Begin Raw data

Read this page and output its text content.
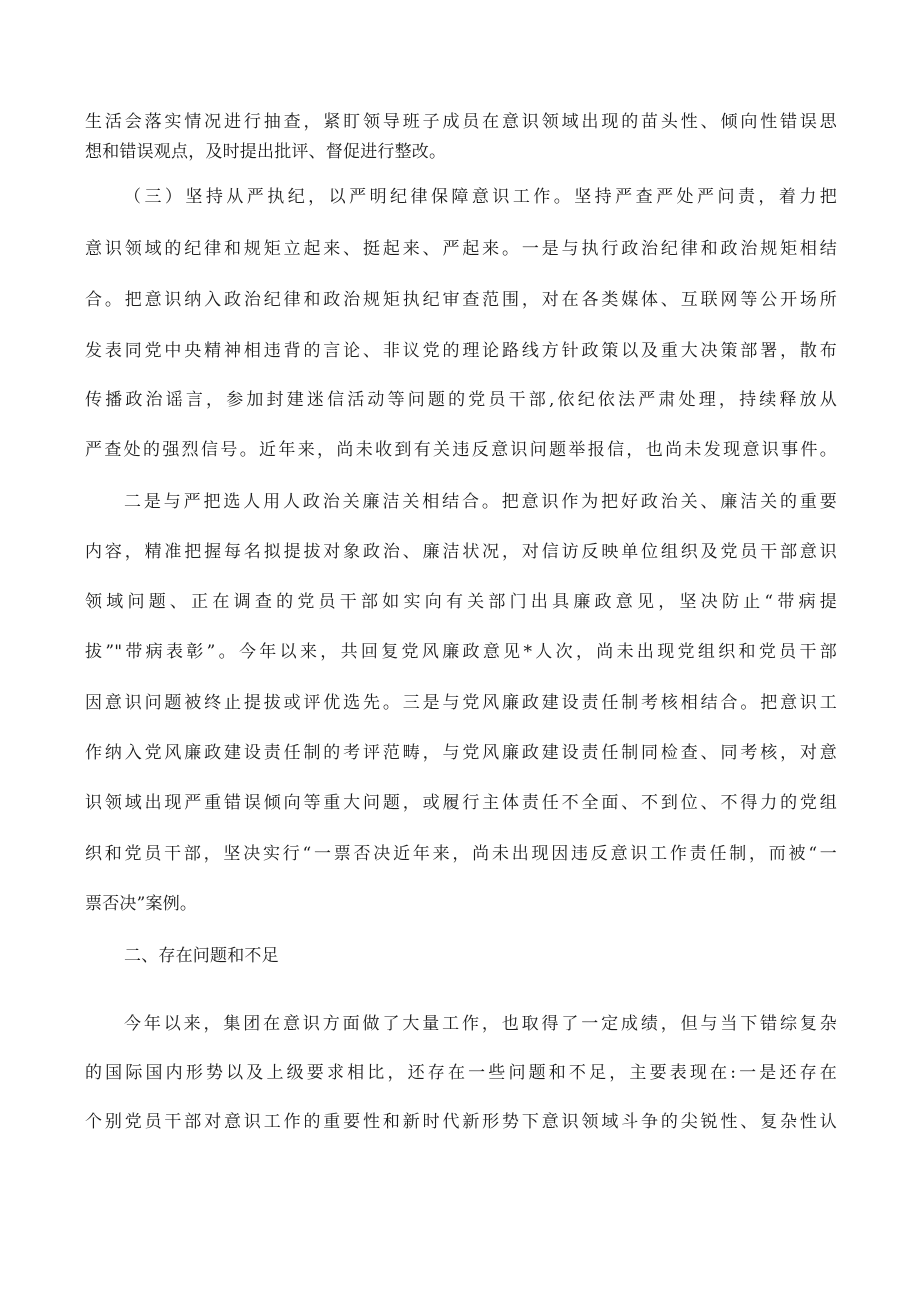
生活会落实情况进行抽查，紧盯领导班子成员在意识领域出现的苗头性、倾向性错误思
想和错误观点，及时提出批评、督促进行整改。
（三）坚持从严执纪，以严明纪律保障意识工作。坚持严查严处严问责，着力把
意识领域的纪律和规矩立起来、挺起来、严起来。一是与执行政治纪律和政治规矩相结
合。把意识纳入政治纪律和政治规矩执纪审查范围，对在各类媒体、互联网等公开场所
发表同党中央精神相违背的言论、非议党的理论路线方针政策以及重大决策部署，散布
传播政治谣言，参加封建迷信活动等问题的党员干部,依纪依法严肃处理，持续释放从
严查处的强烈信号。近年来，尚未收到有关违反意识问题举报信，也尚未发现意识事件。
二是与严把选人用人政治关廉洁关相结合。把意识作为把好政治关、廉洁关的重要
内容，精准把握每名拟提拔对象政治、廉洁状况，对信访反映单位组织及党员干部意识
领域问题、正在调查的党员干部如实向有关部门出具廉政意见，坚决防止“带病提
拔”"带病表彰”。今年以来，共回复党风廉政意见*人次，尚未出现党组织和党员干部
因意识问题被终止提拔或评优选先。三是与党风廉政建设责任制考核相结合。把意识工
作纳入党风廉政建设责任制的考评范畴，与党风廉政建设责任制同检查、同考核，对意
识领域出现严重错误倾向等重大问题，或履行主体责任不全面、不到位、不得力的党组
织和党员干部，坚决实行“一票否决近年来，尚未出现因违反意识工作责任制，而被“一
票否决”案例。
二、存在问题和不足
今年以来，集团在意识方面做了大量工作，也取得了一定成绩，但与当下错综复杂
的国际国内形势以及上级要求相比，还存在一些问题和不足，主要表现在:一是还存在
个别党员干部对意识工作的重要性和新时代新形势下意识领域斗争的尖锐性、复杂性认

End Raw data

**Directive**
Excluding the pictures, restate the records above word for word.

**Correct output**
Read this page and output its text content.
生活会落实情况进行抽查，紧盯领导班子成员在意识领域出现的苗头性、倾向性错误思
想和错误观点，及时提出批评、督促进行整改。
（三）坚持从严执纪，以严明纪律保障意识工作。坚持严查严处严问责，着力把
意识领域的纪律和规矩立起来、挺起来、严起来。一是与执行政治纪律和政治规矩相结
合。把意识纳入政治纪律和政治规矩执纪审查范围，对在各类媒体、互联网等公开场所
发表同党中央精神相违背的言论、非议党的理论路线方针政策以及重大决策部署，散布
传播政治谣言，参加封建迷信活动等问题的党员干部,依纪依法严肃处理，持续释放从
严查处的强烈信号。近年来，尚未收到有关违反意识问题举报信，也尚未发现意识事件。
二是与严把选人用人政治关廉洁关相结合。把意识作为把好政治关、廉洁关的重要
内容，精准把握每名拟提拔对象政治、廉洁状况，对信访反映单位组织及党员干部意识
领域问题、正在调查的党员干部如实向有关部门出具廉政意见，坚决防止“带病提
拔”"带病表彰”。今年以来，共回复党风廉政意见*人次，尚未出现党组织和党员干部
因意识问题被终止提拔或评优选先。三是与党风廉政建设责任制考核相结合。把意识工
作纳入党风廉政建设责任制的考评范畴，与党风廉政建设责任制同检查、同考核，对意
识领域出现严重错误倾向等重大问题，或履行主体责任不全面、不到位、不得力的党组
织和党员干部，坚决实行“一票否决近年来，尚未出现因违反意识工作责任制，而被“一
票否决”案例。
二、存在问题和不足
今年以来，集团在意识方面做了大量工作，也取得了一定成绩，但与当下错综复杂
的国际国内形势以及上级要求相比，还存在一些问题和不足，主要表现在:一是还存在
个别党员干部对意识工作的重要性和新时代新形势下意识领域斗争的尖锐性、复杂性认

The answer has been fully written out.